Job »
Of the lines in the entries, how many hold the word "Macros"? Give that number alone.

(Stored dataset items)
— begin —
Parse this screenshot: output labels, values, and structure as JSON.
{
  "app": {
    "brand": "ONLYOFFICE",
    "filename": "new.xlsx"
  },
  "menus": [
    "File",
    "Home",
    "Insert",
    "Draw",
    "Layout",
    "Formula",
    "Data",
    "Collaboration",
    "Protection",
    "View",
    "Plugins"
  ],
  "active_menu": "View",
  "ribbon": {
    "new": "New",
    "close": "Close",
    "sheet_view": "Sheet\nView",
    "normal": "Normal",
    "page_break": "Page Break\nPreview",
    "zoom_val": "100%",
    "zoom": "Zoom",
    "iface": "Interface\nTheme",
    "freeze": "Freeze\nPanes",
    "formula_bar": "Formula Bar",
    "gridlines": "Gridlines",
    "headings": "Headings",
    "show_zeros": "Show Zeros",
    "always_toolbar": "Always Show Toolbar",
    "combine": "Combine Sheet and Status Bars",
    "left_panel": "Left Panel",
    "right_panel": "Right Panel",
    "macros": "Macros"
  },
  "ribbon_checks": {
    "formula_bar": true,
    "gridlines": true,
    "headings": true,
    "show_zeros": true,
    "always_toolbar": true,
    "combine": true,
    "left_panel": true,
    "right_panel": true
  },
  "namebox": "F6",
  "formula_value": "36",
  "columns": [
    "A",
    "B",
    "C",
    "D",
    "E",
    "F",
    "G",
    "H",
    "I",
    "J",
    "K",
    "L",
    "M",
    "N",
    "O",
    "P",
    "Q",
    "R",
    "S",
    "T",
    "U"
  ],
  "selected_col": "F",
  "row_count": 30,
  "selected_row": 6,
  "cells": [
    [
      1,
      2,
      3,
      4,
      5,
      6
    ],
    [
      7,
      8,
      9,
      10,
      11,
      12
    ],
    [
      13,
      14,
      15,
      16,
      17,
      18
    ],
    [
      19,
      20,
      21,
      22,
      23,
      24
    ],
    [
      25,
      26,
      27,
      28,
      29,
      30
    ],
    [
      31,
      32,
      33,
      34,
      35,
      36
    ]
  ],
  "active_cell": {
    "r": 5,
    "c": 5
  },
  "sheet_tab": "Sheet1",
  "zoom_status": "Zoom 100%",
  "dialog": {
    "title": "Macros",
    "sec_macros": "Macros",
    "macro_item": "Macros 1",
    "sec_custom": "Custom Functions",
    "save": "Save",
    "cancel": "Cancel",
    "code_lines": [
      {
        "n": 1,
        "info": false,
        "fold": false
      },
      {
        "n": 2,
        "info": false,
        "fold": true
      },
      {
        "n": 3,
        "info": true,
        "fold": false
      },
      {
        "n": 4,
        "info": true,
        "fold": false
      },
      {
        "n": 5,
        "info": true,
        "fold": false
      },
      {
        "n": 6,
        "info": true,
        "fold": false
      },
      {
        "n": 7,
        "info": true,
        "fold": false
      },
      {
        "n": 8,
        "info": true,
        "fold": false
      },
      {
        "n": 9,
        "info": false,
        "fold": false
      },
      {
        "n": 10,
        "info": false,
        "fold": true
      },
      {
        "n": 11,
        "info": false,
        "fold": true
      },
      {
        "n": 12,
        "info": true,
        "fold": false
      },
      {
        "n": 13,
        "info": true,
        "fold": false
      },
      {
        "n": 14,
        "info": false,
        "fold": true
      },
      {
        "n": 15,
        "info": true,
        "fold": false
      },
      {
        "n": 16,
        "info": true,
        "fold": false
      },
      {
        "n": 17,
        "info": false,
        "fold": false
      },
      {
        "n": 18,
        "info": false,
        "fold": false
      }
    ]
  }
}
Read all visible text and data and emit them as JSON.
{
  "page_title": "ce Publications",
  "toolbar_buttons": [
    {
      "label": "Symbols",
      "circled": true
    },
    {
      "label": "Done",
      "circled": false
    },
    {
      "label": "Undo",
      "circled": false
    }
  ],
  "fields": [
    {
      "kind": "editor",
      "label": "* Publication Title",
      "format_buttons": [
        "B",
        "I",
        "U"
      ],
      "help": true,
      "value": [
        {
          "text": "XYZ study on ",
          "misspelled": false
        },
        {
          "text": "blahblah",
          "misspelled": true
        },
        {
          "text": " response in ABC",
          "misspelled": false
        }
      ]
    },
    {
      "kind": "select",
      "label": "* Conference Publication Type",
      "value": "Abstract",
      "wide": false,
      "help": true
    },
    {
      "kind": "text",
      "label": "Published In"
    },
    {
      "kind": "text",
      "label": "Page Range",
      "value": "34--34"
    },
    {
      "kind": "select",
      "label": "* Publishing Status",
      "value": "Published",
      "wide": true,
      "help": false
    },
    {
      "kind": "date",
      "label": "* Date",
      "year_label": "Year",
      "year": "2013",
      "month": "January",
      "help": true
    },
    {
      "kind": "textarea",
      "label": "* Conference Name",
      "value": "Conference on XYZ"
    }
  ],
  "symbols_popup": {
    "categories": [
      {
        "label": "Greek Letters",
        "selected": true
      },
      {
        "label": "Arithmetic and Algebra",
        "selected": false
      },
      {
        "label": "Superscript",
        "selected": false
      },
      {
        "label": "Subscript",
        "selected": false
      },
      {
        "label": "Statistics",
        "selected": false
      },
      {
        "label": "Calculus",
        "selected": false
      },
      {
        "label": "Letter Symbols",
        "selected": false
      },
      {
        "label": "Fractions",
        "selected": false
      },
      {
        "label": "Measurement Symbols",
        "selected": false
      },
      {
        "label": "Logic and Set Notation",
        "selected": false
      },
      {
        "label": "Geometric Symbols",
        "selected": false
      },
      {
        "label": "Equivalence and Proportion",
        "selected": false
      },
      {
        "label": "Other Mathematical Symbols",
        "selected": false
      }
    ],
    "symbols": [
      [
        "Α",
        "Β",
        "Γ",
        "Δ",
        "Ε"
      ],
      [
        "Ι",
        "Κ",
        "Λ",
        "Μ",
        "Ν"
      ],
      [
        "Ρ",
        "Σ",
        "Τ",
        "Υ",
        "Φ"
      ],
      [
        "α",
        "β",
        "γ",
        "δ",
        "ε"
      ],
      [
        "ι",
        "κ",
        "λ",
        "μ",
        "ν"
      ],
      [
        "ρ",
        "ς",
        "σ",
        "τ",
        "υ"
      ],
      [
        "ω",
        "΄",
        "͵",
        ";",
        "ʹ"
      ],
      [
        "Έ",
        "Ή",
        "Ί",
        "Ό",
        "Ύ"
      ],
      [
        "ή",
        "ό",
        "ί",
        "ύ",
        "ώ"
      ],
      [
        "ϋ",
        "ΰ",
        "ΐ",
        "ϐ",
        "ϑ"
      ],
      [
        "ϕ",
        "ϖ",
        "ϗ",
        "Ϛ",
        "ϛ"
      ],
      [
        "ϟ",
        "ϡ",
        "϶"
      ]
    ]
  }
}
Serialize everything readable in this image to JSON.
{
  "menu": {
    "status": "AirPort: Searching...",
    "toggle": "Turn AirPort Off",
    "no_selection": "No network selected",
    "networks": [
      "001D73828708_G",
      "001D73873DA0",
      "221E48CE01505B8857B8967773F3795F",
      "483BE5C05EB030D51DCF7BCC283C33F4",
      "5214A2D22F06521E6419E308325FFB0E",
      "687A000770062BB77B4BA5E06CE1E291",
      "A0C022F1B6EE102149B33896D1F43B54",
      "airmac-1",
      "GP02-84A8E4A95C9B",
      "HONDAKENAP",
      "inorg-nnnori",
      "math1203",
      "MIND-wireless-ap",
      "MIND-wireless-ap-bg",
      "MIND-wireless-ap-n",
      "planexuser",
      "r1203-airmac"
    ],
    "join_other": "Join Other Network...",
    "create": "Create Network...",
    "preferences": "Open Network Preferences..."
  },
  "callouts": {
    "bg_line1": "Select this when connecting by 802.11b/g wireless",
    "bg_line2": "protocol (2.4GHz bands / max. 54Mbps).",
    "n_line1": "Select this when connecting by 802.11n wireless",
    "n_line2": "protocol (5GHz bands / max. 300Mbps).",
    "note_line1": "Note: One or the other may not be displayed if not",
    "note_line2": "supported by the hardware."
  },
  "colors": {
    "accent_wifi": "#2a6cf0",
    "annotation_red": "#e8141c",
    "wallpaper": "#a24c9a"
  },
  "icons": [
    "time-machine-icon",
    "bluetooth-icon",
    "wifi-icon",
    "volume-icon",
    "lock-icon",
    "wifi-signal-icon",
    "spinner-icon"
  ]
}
— end —
Result of this task »
4